## The problem
Change "day-info" to "day-details" in everything from the start of the records below down to the line containing "calendar-cell: 20 Sunrise: 6:18", and write out those lines again with nothing else altered.

## Dataset rows
━━━━━━━━━━━━━━━━━━━━

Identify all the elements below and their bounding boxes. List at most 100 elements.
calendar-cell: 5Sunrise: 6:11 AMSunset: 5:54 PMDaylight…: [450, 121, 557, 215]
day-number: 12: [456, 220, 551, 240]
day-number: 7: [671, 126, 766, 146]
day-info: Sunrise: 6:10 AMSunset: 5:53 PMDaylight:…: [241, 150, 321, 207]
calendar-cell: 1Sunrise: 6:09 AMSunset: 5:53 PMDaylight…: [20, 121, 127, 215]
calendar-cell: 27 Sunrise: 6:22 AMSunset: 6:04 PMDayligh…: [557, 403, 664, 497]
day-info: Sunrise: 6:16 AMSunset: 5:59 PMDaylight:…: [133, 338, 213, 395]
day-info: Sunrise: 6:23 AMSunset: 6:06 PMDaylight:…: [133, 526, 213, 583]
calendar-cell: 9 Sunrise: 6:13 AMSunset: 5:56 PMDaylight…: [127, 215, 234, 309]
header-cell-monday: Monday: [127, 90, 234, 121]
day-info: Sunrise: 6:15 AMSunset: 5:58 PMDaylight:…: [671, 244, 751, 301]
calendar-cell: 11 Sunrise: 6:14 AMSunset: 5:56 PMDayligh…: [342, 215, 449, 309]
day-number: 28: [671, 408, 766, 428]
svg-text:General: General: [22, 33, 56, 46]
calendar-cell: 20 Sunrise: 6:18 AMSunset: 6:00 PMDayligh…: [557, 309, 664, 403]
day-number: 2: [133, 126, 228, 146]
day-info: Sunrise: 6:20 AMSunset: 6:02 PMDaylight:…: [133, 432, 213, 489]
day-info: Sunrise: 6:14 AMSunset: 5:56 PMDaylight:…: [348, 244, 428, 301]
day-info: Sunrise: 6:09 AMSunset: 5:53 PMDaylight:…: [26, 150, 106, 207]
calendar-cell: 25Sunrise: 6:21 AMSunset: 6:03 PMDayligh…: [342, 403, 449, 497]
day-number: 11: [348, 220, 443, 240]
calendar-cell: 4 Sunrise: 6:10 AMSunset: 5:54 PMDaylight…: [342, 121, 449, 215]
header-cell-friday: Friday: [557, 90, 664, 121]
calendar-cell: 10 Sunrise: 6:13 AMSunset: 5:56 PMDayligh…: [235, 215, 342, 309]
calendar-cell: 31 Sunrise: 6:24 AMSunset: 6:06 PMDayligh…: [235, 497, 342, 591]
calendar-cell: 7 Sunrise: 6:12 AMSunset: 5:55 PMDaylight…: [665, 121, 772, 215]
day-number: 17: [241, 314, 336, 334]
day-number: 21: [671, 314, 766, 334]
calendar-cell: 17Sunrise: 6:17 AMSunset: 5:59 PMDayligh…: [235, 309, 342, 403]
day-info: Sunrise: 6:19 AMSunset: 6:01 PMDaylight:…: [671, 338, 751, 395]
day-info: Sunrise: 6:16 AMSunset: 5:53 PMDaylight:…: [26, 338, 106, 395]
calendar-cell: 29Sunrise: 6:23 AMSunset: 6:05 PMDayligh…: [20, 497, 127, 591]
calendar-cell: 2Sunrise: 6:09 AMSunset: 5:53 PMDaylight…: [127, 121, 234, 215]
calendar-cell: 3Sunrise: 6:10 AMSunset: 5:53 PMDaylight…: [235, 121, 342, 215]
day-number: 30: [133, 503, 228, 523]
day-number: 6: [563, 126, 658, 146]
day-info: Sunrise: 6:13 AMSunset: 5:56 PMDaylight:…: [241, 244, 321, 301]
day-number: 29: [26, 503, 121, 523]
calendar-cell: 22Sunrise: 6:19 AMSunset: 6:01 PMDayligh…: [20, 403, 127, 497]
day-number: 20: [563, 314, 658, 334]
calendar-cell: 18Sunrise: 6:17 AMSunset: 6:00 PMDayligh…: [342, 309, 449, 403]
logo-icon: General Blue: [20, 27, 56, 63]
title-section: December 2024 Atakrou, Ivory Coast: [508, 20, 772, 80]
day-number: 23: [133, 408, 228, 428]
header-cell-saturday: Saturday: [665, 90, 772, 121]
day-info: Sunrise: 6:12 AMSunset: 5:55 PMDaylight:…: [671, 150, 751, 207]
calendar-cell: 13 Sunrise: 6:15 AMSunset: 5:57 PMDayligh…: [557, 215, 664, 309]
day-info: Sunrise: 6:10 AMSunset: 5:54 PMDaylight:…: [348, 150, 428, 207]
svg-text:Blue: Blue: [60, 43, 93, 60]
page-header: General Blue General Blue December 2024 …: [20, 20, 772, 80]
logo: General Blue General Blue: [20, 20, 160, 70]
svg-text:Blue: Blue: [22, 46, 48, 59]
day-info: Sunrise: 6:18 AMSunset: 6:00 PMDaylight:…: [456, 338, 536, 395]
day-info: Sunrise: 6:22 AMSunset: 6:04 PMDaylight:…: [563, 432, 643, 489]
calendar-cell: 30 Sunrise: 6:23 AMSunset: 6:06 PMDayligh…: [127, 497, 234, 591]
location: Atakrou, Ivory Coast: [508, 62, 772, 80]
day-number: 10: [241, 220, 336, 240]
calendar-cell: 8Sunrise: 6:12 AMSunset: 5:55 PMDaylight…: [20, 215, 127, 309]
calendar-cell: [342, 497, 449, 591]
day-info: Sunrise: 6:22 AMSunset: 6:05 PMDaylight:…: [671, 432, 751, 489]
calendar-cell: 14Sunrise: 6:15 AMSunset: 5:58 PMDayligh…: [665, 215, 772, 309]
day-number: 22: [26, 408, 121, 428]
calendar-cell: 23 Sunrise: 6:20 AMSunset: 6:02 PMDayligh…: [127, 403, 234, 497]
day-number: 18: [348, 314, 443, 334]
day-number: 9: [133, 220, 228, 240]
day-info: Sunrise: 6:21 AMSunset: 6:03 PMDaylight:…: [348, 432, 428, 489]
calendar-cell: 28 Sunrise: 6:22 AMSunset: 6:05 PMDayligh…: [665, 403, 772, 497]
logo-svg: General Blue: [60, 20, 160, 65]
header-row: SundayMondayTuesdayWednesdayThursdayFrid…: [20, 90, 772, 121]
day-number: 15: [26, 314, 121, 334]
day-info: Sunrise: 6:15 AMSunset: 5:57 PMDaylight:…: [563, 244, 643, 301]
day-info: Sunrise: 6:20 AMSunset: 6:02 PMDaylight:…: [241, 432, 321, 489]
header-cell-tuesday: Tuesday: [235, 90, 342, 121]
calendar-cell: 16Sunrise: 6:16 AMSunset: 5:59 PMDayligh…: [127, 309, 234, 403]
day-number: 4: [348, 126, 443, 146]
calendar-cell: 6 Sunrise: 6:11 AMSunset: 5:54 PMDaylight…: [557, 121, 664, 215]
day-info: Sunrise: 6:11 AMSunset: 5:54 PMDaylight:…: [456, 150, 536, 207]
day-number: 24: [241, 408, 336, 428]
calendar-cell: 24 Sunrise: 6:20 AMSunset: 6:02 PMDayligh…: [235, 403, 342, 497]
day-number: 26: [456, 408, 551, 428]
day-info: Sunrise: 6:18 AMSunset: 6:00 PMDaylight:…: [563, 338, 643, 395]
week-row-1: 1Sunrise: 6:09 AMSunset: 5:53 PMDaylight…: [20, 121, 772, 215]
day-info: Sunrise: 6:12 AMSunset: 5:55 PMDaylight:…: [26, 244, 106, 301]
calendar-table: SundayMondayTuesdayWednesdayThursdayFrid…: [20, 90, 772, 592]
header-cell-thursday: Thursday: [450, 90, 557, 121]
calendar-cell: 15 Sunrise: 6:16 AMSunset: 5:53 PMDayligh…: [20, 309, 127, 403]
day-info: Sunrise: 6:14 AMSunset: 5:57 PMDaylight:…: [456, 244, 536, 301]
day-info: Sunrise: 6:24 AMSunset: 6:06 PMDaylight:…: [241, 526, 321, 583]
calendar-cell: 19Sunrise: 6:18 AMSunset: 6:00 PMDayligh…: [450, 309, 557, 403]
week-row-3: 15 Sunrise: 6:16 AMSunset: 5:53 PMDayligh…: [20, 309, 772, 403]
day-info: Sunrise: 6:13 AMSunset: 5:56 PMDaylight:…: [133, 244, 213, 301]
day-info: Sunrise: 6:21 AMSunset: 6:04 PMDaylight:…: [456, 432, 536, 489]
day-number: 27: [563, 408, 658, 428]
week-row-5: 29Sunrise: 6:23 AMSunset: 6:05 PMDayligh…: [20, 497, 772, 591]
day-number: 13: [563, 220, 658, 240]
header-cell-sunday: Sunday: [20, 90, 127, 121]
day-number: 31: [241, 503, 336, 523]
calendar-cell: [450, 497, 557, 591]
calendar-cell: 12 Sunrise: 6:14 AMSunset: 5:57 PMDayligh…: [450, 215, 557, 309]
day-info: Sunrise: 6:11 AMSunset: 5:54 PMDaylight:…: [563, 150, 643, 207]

━━━━━━━━━━━━━━━━━━━━

## Final result
Identify all the elements below and their bounding boxes. List at most 100 elements.
calendar-cell: 5Sunrise: 6:11 AMSunset: 5:54 PMDaylight…: [450, 121, 557, 215]
day-number: 12: [456, 220, 551, 240]
day-number: 7: [671, 126, 766, 146]
day-details: Sunrise: 6:10 AMSunset: 5:53 PMDaylight:…: [241, 150, 321, 207]
calendar-cell: 1Sunrise: 6:09 AMSunset: 5:53 PMDaylight…: [20, 121, 127, 215]
calendar-cell: 27 Sunrise: 6:22 AMSunset: 6:04 PMDayligh…: [557, 403, 664, 497]
day-details: Sunrise: 6:16 AMSunset: 5:59 PMDaylight:…: [133, 338, 213, 395]
day-details: Sunrise: 6:23 AMSunset: 6:06 PMDaylight:…: [133, 526, 213, 583]
calendar-cell: 9 Sunrise: 6:13 AMSunset: 5:56 PMDaylight…: [127, 215, 234, 309]
header-cell-monday: Monday: [127, 90, 234, 121]
day-details: Sunrise: 6:15 AMSunset: 5:58 PMDaylight:…: [671, 244, 751, 301]
calendar-cell: 11 Sunrise: 6:14 AMSunset: 5:56 PMDayligh…: [342, 215, 449, 309]
day-number: 28: [671, 408, 766, 428]
svg-text:General: General: [22, 33, 56, 46]
calendar-cell: 20 Sunrise: 6:18 AMSunset: 6:00 PMDayligh…: [557, 309, 664, 403]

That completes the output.